> [RECORD EXTRACTS]:
# # #

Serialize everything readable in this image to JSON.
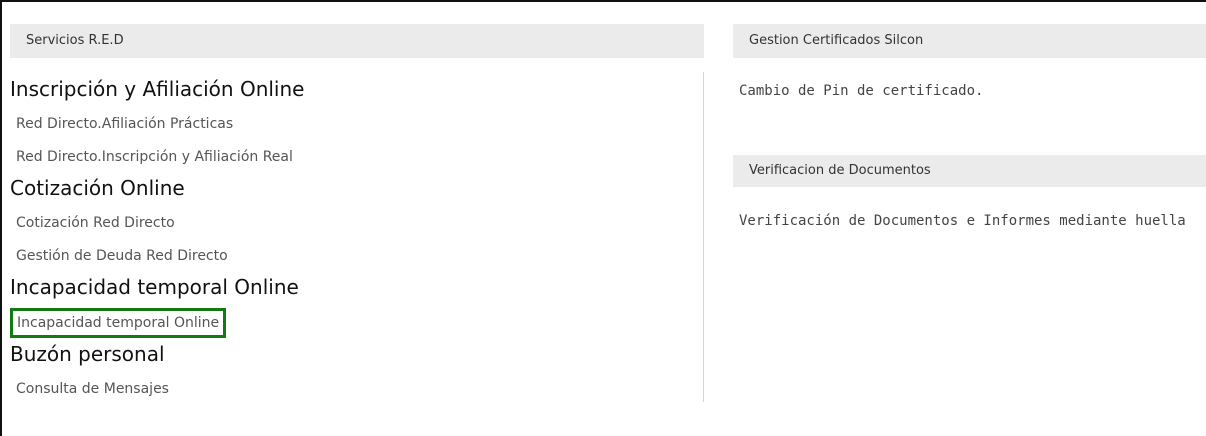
{
  "left_panel": {
    "header": "Servicios R.E.D",
    "sections": [
      {
        "title": "Inscripción y Afiliación Online",
        "links": [
          "Red Directo.Afiliación Prácticas",
          "Red Directo.Inscripción y Afiliación Real"
        ]
      },
      {
        "title": "Cotización Online",
        "links": [
          "Cotización Red Directo",
          "Gestión de Deuda Red Directo"
        ]
      },
      {
        "title": "Incapacidad temporal Online",
        "links": [
          "Incapacidad temporal Online"
        ]
      },
      {
        "title": "Buzón personal",
        "links": [
          "Consulta de Mensajes"
        ]
      }
    ]
  },
  "right_panel": {
    "certificados": {
      "header": "Gestion Certificados Silcon",
      "link": "Cambio de Pin de certificado."
    },
    "verificacion": {
      "header": "Verificacion de Documentos",
      "link": "Verificación de Documentos e Informes mediante huella"
    }
  },
  "highlight": {
    "color": "#127a12",
    "target": "Incapacidad temporal Online"
  }
}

# # #

> [SET TASK]:
Tally up the lines in the preceding listing that contain the string "Incapacidad". Respond with the number and nothing else.

> [PROBLEM SOLUTION]:
3